* [What to work on]: Do not include the pictures; repeat the rest of the data exactly.

Raw records
◆ ◆ ◆

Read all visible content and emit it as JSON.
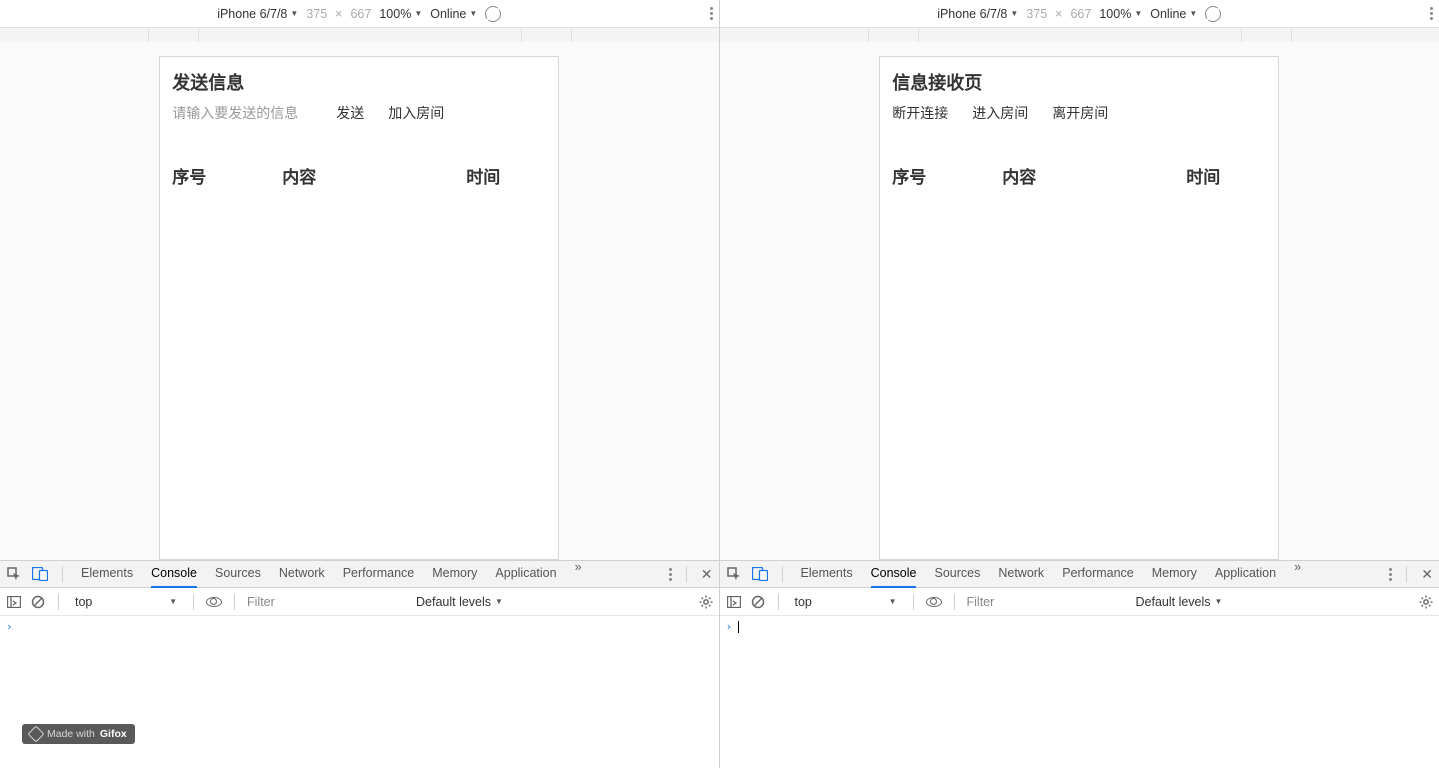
{
  "left": {
    "device_bar": {
      "device": "iPhone 6/7/8",
      "w": "375",
      "x": "×",
      "h": "667",
      "zoom": "100%",
      "throttle": "Online"
    },
    "app": {
      "title": "发送信息",
      "input_placeholder": "请输入要发送的信息",
      "btn_send": "发送",
      "btn_join": "加入房间",
      "col1": "序号",
      "col2": "内容",
      "col3": "时间"
    },
    "devtools": {
      "tabs": [
        "Elements",
        "Console",
        "Sources",
        "Network",
        "Performance",
        "Memory",
        "Application"
      ],
      "active_tab": "Console",
      "context": "top",
      "filter_placeholder": "Filter",
      "levels": "Default levels"
    }
  },
  "right": {
    "device_bar": {
      "device": "iPhone 6/7/8",
      "w": "375",
      "x": "×",
      "h": "667",
      "zoom": "100%",
      "throttle": "Online"
    },
    "app": {
      "title": "信息接收页",
      "btn_disconnect": "断开连接",
      "btn_enter": "进入房间",
      "btn_leave": "离开房间",
      "col1": "序号",
      "col2": "内容",
      "col3": "时间"
    },
    "devtools": {
      "tabs": [
        "Elements",
        "Console",
        "Sources",
        "Network",
        "Performance",
        "Memory",
        "Application"
      ],
      "active_tab": "Console",
      "context": "top",
      "filter_placeholder": "Filter",
      "levels": "Default levels"
    }
  },
  "watermark": {
    "prefix": "Made with",
    "brand": "Gifox"
  }
}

◆ ◆ ◆

* [Problem solution]:
Read all visible content and emit it as JSON.
{
  "left": {
    "device_bar": {
      "device": "iPhone 6/7/8",
      "w": "375",
      "x": "×",
      "h": "667",
      "zoom": "100%",
      "throttle": "Online"
    },
    "app": {
      "title": "发送信息",
      "input_placeholder": "请输入要发送的信息",
      "btn_send": "发送",
      "btn_join": "加入房间",
      "col1": "序号",
      "col2": "内容",
      "col3": "时间"
    },
    "devtools": {
      "tabs": [
        "Elements",
        "Console",
        "Sources",
        "Network",
        "Performance",
        "Memory",
        "Application"
      ],
      "active_tab": "Console",
      "context": "top",
      "filter_placeholder": "Filter",
      "levels": "Default levels"
    }
  },
  "right": {
    "device_bar": {
      "device": "iPhone 6/7/8",
      "w": "375",
      "x": "×",
      "h": "667",
      "zoom": "100%",
      "throttle": "Online"
    },
    "app": {
      "title": "信息接收页",
      "btn_disconnect": "断开连接",
      "btn_enter": "进入房间",
      "btn_leave": "离开房间",
      "col1": "序号",
      "col2": "内容",
      "col3": "时间"
    },
    "devtools": {
      "tabs": [
        "Elements",
        "Console",
        "Sources",
        "Network",
        "Performance",
        "Memory",
        "Application"
      ],
      "active_tab": "Console",
      "context": "top",
      "filter_placeholder": "Filter",
      "levels": "Default levels"
    }
  },
  "watermark": {
    "prefix": "Made with",
    "brand": "Gifox"
  }
}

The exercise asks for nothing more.